### Input material

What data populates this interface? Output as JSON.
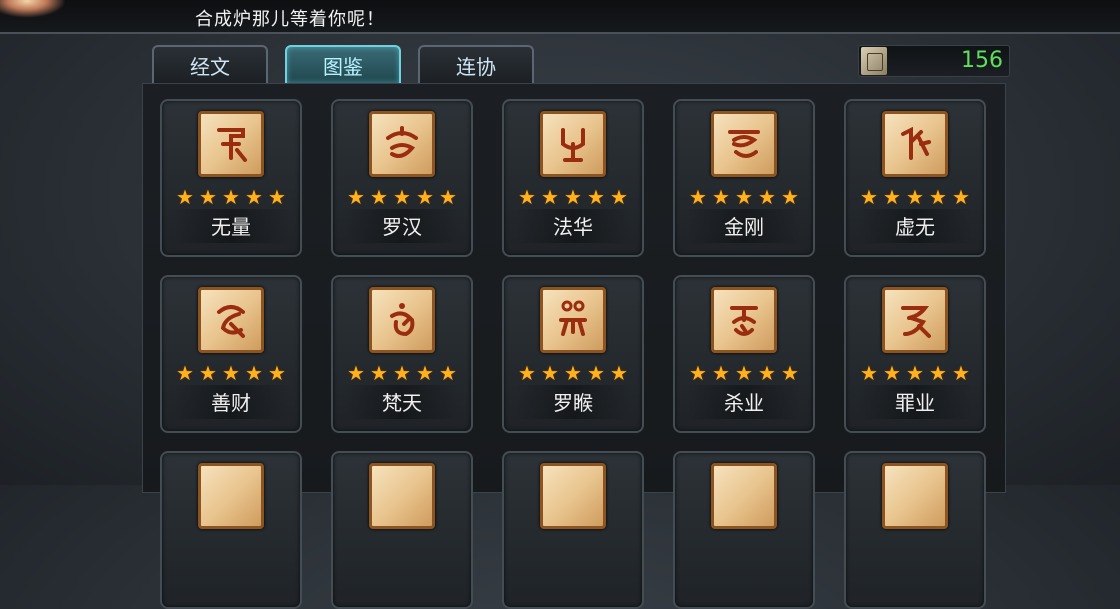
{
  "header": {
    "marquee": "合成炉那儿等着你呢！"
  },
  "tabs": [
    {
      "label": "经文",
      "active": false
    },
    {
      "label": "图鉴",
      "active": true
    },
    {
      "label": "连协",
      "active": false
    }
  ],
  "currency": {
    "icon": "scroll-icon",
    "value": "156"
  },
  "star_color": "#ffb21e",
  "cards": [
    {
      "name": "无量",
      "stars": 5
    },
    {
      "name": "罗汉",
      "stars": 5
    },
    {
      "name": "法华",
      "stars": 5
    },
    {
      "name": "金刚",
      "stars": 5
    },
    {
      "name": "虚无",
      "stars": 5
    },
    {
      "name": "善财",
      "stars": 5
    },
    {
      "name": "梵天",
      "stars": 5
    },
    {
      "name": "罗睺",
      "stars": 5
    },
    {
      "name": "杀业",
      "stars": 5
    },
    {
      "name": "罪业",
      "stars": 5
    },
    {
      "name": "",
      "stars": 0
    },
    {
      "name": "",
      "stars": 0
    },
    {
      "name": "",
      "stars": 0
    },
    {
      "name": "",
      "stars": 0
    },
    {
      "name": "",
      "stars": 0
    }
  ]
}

######

== What you should do ==
Set the entries down again exactly. Do not include the images.

== Answer ==
What data populates this interface? Output as JSON.
{
  "header": {
    "marquee": "合成炉那儿等着你呢！"
  },
  "tabs": [
    {
      "label": "经文",
      "active": false
    },
    {
      "label": "图鉴",
      "active": true
    },
    {
      "label": "连协",
      "active": false
    }
  ],
  "currency": {
    "icon": "scroll-icon",
    "value": "156"
  },
  "star_color": "#ffb21e",
  "cards": [
    {
      "name": "无量",
      "stars": 5
    },
    {
      "name": "罗汉",
      "stars": 5
    },
    {
      "name": "法华",
      "stars": 5
    },
    {
      "name": "金刚",
      "stars": 5
    },
    {
      "name": "虚无",
      "stars": 5
    },
    {
      "name": "善财",
      "stars": 5
    },
    {
      "name": "梵天",
      "stars": 5
    },
    {
      "name": "罗睺",
      "stars": 5
    },
    {
      "name": "杀业",
      "stars": 5
    },
    {
      "name": "罪业",
      "stars": 5
    },
    {
      "name": "",
      "stars": 0
    },
    {
      "name": "",
      "stars": 0
    },
    {
      "name": "",
      "stars": 0
    },
    {
      "name": "",
      "stars": 0
    },
    {
      "name": "",
      "stars": 0
    }
  ]
}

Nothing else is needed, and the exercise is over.